List each line in which the string "Please" appears.
::::::
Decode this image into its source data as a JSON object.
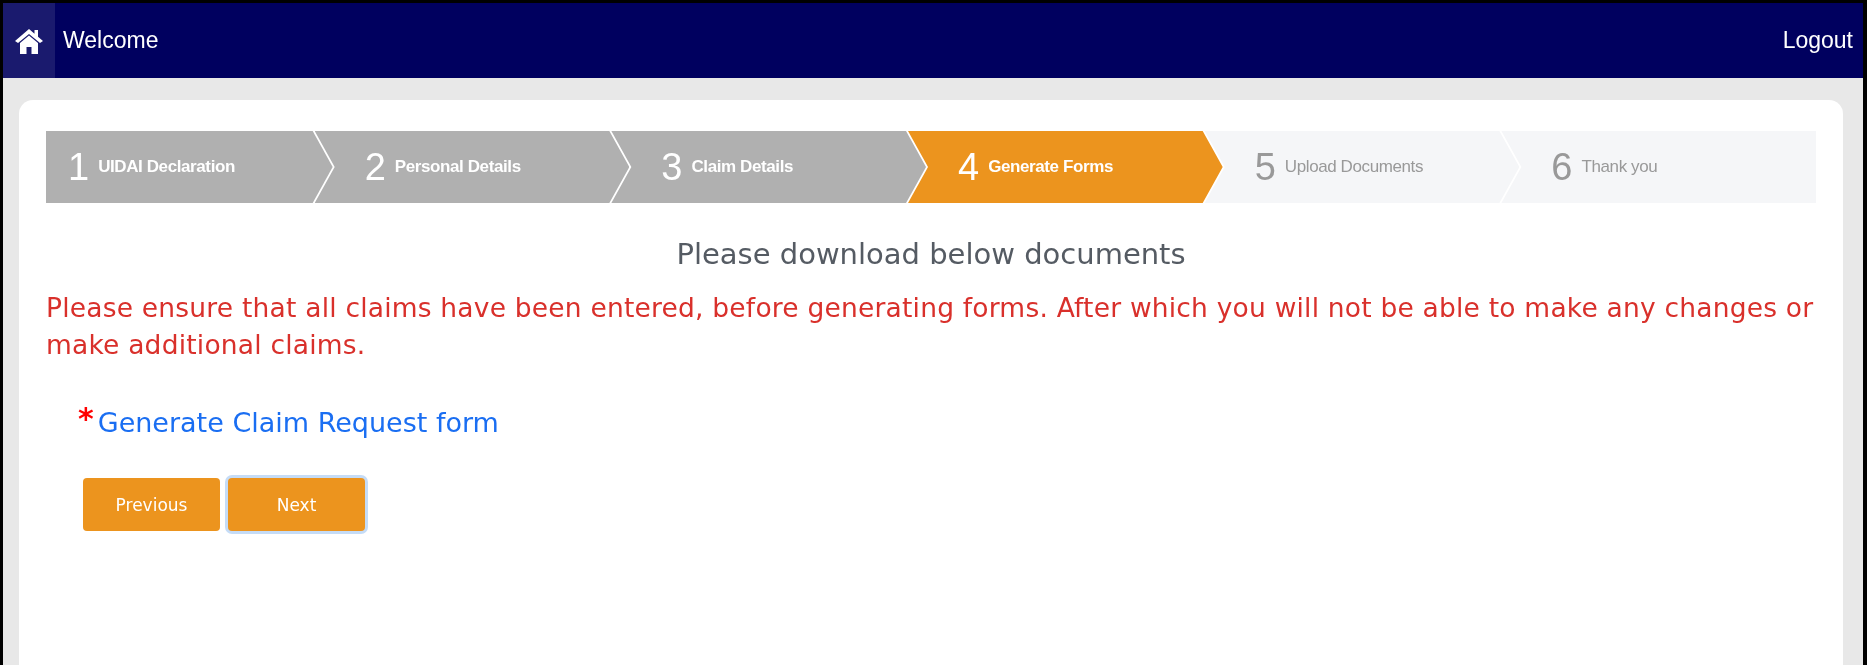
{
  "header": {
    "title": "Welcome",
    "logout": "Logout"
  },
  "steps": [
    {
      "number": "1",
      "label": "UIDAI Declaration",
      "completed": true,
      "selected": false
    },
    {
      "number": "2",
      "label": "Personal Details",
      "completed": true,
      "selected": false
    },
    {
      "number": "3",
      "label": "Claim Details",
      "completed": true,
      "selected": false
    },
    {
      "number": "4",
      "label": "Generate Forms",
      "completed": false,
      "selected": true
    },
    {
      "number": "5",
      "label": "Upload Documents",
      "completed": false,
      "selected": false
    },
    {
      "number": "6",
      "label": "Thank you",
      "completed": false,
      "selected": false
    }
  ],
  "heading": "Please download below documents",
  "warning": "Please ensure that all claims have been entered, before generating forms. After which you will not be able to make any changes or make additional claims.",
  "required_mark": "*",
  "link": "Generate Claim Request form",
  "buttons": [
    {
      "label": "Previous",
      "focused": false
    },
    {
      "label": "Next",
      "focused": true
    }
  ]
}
::::::
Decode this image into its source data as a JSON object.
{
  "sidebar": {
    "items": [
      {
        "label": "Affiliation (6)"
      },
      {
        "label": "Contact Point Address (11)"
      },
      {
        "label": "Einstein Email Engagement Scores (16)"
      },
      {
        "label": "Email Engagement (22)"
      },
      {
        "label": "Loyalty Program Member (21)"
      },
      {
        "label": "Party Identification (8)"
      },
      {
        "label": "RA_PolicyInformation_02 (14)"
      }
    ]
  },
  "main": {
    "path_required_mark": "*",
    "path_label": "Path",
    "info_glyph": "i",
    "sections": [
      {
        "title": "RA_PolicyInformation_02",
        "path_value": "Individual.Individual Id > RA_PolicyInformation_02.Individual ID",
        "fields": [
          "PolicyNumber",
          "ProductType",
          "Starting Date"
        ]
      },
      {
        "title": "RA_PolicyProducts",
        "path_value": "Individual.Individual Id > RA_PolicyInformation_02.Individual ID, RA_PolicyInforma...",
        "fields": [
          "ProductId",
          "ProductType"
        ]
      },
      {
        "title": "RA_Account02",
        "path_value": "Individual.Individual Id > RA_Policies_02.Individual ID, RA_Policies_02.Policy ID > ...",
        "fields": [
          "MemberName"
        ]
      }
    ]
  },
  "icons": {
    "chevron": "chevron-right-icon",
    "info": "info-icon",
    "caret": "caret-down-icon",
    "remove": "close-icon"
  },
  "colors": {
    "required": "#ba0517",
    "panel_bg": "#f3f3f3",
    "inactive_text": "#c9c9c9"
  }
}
::::::
**Problem solution:**
  "heading": "Please download below documents",
  "warning": "Please ensure that all claims have been entered, before generating forms. After which you will not be able to make any changes or make additional claims.",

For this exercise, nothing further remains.